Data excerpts

- - -

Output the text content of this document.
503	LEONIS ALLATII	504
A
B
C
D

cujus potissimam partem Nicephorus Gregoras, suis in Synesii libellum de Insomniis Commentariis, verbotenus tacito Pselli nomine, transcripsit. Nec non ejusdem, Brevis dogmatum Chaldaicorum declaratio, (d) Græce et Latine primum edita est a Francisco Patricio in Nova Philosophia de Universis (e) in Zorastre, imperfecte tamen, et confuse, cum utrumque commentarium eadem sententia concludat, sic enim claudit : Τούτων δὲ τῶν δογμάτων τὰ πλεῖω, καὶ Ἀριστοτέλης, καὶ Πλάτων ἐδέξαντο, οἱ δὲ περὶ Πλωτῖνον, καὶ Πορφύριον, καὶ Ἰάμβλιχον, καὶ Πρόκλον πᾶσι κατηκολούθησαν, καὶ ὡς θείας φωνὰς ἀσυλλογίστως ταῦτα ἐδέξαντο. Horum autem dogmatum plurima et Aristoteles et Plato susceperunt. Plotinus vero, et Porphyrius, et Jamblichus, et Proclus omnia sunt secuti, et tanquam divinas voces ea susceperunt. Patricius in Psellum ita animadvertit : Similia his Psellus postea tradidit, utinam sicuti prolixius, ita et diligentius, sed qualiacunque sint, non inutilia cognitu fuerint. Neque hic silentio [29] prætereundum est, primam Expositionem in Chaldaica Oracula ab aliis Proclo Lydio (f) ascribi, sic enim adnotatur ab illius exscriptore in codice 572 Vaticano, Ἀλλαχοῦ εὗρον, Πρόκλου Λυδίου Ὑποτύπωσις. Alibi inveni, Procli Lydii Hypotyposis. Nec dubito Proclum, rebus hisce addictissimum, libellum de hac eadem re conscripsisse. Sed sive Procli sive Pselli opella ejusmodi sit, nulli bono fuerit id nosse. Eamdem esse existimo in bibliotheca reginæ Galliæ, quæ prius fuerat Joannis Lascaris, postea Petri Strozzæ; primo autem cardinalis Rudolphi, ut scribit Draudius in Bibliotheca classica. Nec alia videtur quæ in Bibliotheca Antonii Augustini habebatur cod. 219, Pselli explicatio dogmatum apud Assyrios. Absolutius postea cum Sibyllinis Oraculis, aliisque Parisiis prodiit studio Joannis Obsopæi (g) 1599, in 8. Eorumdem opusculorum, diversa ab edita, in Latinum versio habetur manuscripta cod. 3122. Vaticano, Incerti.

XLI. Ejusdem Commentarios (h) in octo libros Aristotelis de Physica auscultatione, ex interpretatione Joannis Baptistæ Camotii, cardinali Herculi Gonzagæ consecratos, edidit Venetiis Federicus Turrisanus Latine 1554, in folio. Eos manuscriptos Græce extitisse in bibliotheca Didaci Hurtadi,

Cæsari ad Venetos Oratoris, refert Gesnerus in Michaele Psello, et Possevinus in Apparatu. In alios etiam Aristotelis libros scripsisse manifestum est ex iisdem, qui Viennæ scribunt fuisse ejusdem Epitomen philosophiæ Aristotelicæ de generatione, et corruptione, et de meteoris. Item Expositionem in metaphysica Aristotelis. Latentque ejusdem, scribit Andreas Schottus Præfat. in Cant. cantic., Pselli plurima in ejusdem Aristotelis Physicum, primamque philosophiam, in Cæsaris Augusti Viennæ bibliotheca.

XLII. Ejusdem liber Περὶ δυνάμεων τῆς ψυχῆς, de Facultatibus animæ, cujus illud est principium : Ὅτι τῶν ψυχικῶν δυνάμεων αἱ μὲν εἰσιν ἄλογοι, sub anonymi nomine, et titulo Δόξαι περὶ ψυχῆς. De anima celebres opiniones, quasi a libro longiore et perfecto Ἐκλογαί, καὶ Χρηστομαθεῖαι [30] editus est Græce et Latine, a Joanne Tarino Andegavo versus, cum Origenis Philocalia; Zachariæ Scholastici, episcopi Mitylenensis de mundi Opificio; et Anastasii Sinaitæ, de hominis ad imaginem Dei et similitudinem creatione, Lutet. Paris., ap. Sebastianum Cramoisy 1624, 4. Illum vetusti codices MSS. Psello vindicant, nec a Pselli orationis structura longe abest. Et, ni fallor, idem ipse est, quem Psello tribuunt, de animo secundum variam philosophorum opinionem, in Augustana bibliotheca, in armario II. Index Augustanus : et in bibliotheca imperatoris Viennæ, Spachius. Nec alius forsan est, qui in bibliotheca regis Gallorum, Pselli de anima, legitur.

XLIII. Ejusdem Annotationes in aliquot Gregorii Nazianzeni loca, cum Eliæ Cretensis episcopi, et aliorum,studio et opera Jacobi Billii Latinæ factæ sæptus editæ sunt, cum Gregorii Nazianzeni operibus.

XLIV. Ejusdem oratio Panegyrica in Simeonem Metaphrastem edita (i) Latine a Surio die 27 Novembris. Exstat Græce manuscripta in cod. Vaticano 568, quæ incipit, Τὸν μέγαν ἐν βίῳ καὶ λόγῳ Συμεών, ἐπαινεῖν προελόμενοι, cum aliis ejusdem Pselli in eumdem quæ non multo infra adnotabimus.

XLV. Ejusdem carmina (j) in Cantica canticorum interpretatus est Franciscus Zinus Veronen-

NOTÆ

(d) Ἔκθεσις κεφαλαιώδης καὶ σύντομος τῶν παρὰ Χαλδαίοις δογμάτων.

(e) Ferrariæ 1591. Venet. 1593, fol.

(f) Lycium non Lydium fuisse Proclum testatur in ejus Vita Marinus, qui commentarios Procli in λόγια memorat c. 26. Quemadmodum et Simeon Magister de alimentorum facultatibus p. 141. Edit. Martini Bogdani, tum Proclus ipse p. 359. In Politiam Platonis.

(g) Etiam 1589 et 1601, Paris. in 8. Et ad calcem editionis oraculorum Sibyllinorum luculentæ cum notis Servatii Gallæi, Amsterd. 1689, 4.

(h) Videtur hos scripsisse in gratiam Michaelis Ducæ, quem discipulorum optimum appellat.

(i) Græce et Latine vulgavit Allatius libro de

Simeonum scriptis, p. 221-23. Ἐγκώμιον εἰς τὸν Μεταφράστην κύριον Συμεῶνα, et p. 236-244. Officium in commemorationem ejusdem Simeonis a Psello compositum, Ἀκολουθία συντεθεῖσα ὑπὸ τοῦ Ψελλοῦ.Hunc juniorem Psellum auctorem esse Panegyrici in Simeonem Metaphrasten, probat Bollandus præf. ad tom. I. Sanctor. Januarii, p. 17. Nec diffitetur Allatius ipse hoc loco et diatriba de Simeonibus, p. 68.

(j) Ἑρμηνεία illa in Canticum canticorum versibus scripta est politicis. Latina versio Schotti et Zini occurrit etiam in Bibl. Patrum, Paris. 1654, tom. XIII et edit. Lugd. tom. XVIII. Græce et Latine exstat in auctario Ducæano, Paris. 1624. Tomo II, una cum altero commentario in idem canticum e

- - -

◆ Do this ◆
Scan the entries above for the word "canticorum" and collect each line holding it.

◆ Task solution ◆
XLV. Ejusdem carmina (j) in Cantica canticorum interpretatus est Franciscus Zinus Veronen-
(j) Ἑρμηνεία illa in Canticum canticorum versibus scripta est politicis. Latina versio Schotti et Zini occurrit etiam in Bibl. Patrum, Paris. 1654, tom. XIII et edit. Lugd. tom. XVIII. Græce et Latine exstat in auctario Ducæano, Paris. 1624. Tomo II, una cum altero commentario in idem canticum e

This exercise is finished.